### PROVIDED MATERIAL
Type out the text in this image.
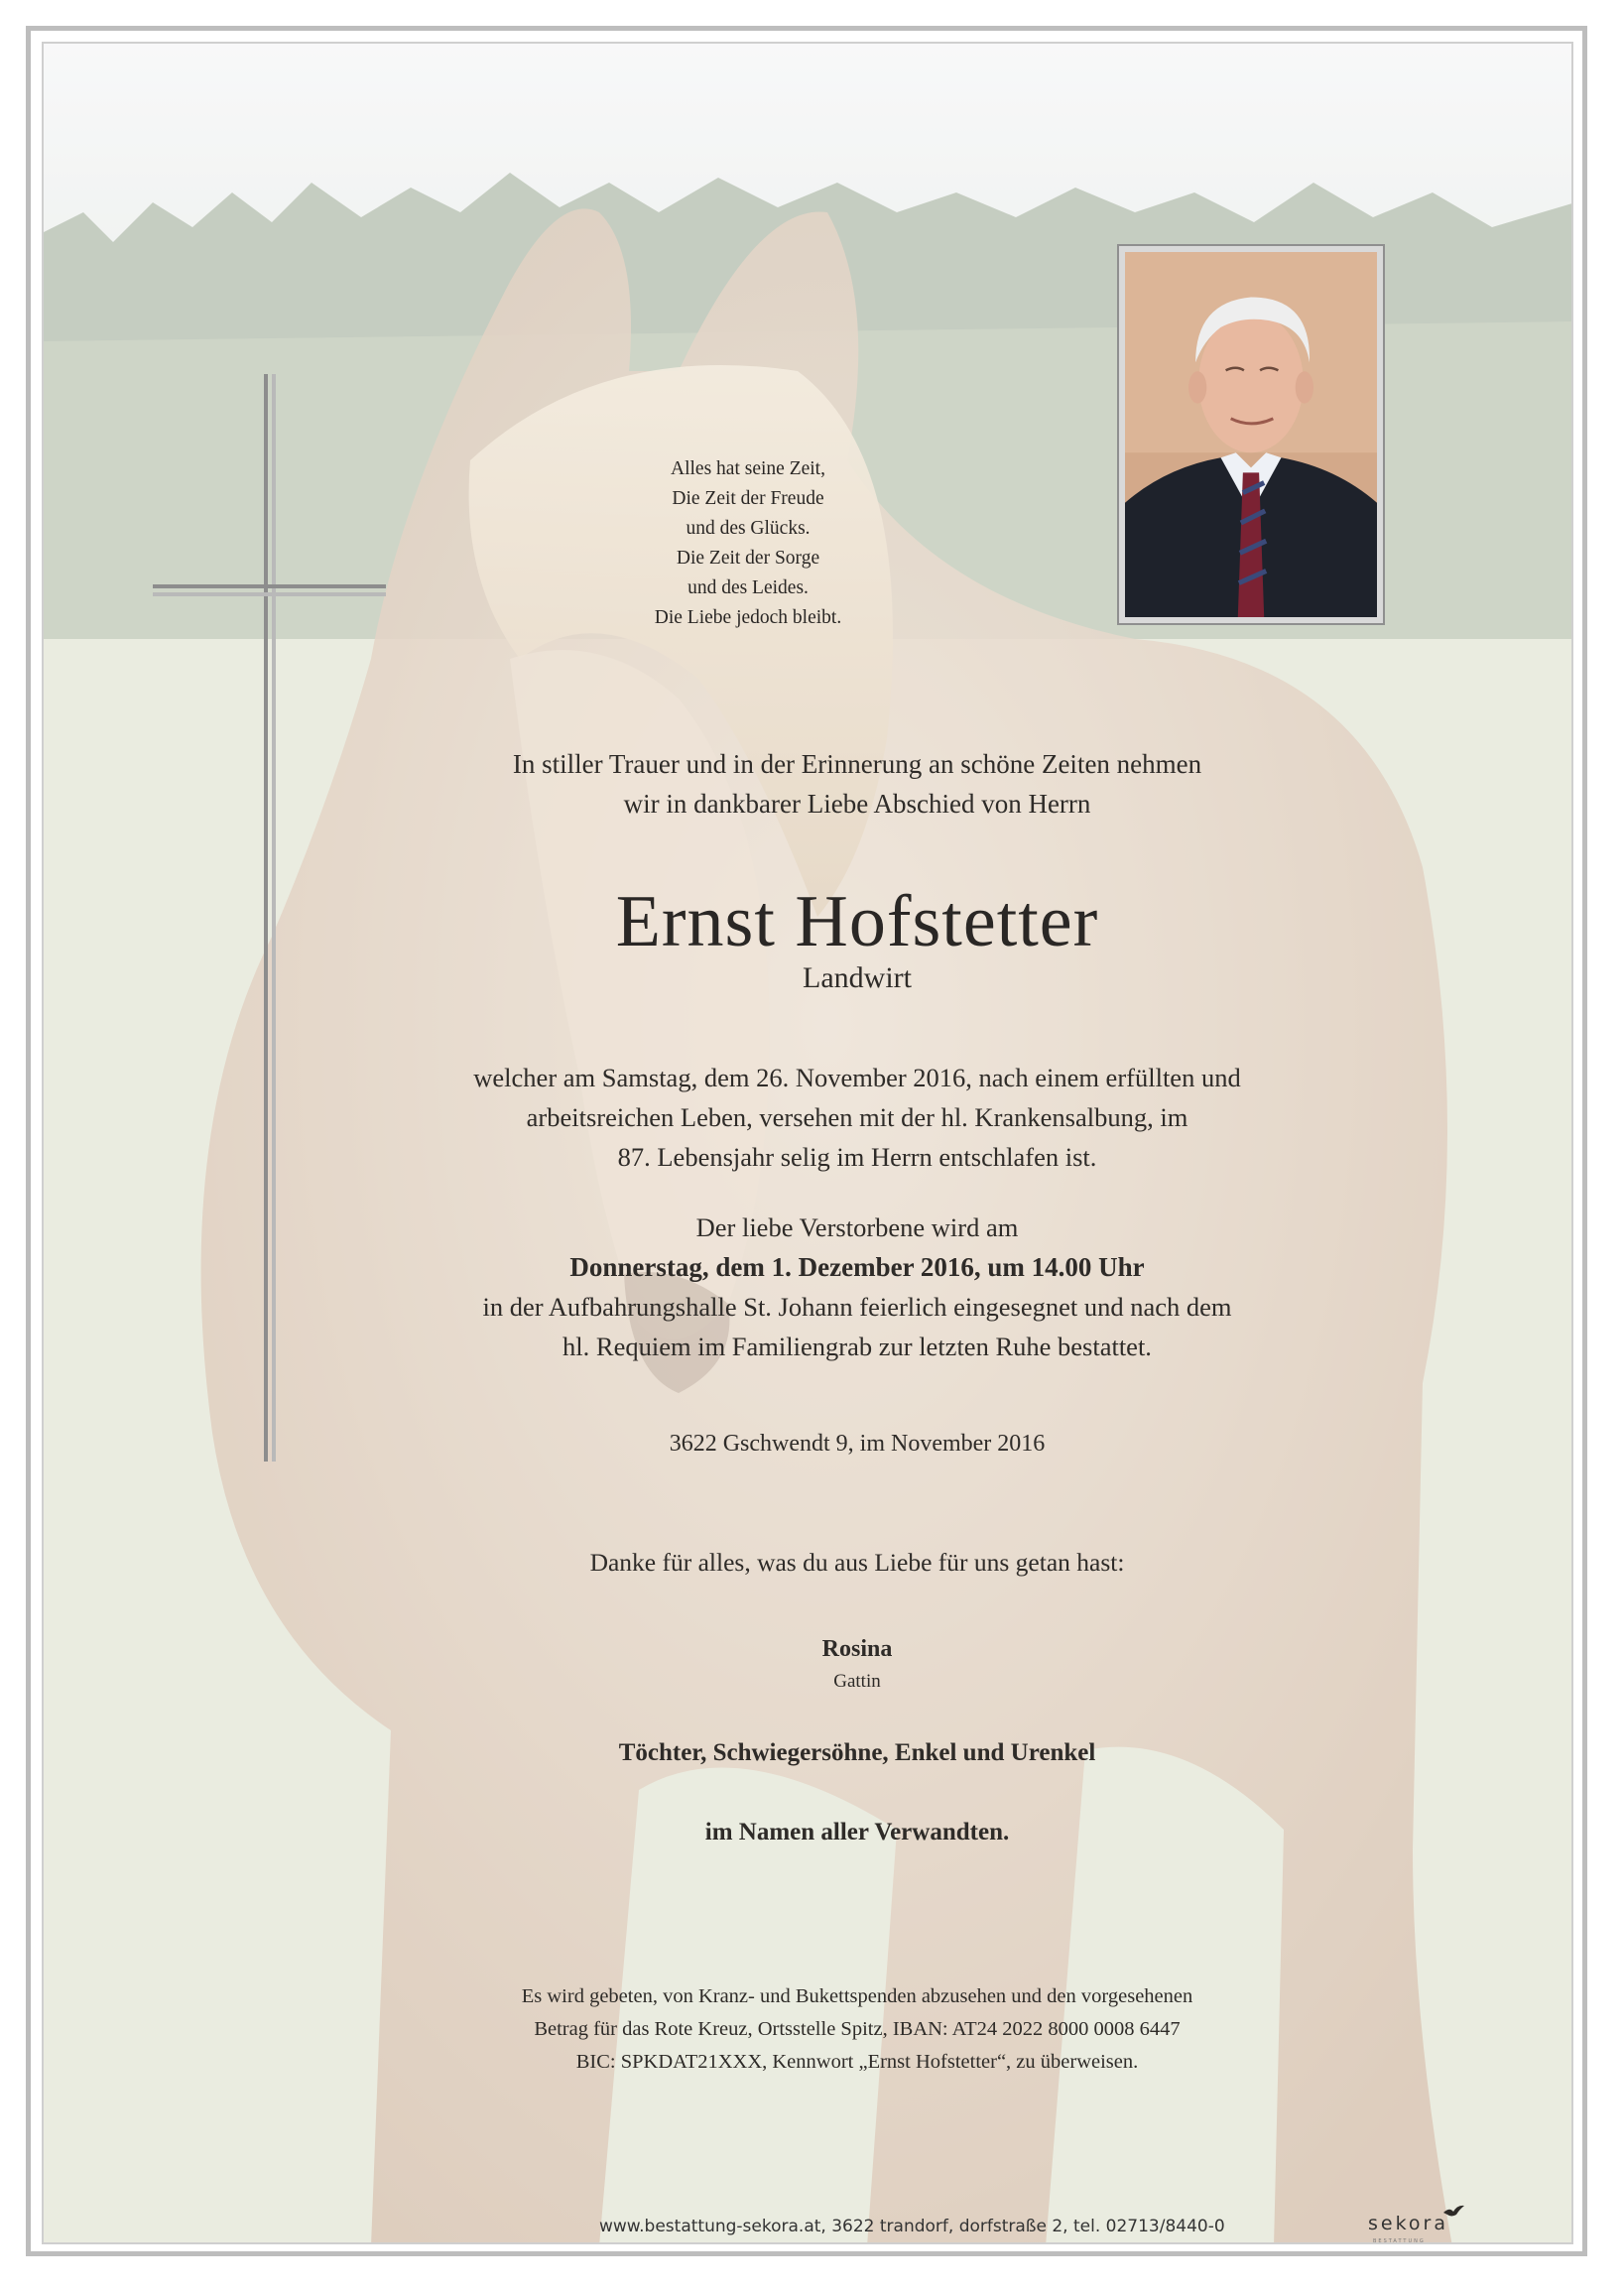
Alles hat seine Zeit,
Die Zeit der Freude
und des Glücks.
Die Zeit der Sorge
und des Leides.
Die Liebe jedoch bleibt.
In stiller Trauer und in der Erinnerung an schöne Zeiten nehmen
wir in dankbarer Liebe Abschied von Herrn
Ernst Hofstetter
Landwirt
welcher am Samstag, dem 26. November 2016, nach einem erfüllten und
arbeitsreichen Leben, versehen mit der hl. Krankensalbung, im
87. Lebensjahr selig im Herrn entschlafen ist.
Der liebe Verstorbene wird am
Donnerstag, dem 1. Dezember 2016, um 14.00 Uhr
in der Aufbahrungshalle St. Johann feierlich eingesegnet und nach dem
hl. Requiem im Familiengrab zur letzten Ruhe bestattet.
3622 Gschwendt 9, im November 2016
Danke für alles, was du aus Liebe für uns getan hast:
Rosina
Gattin
Töchter, Schwiegersöhne, Enkel und Urenkel
im Namen aller Verwandten.
Es wird gebeten, von Kranz- und Bukettspenden abzusehen und den vorgesehenen
Betrag für das Rote Kreuz, Ortsstelle Spitz, IBAN: AT24 2022 8000 0008 6447
BIC: SPKDAT21XXX, Kennwort „Ernst Hofstetter“, zu überweisen.
www.bestattung-sekora.at, 3622 trandorf, dorfstraße 2, tel. 02713/8440-0	sekora
BESTATTUNG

### WORK REQUIRED
Pull out every line holding "Herrn" from the records above, and copy it.

### RESPONSE
wir in dankbarer Liebe Abschied von Herrn
87. Lebensjahr selig im Herrn entschlafen ist.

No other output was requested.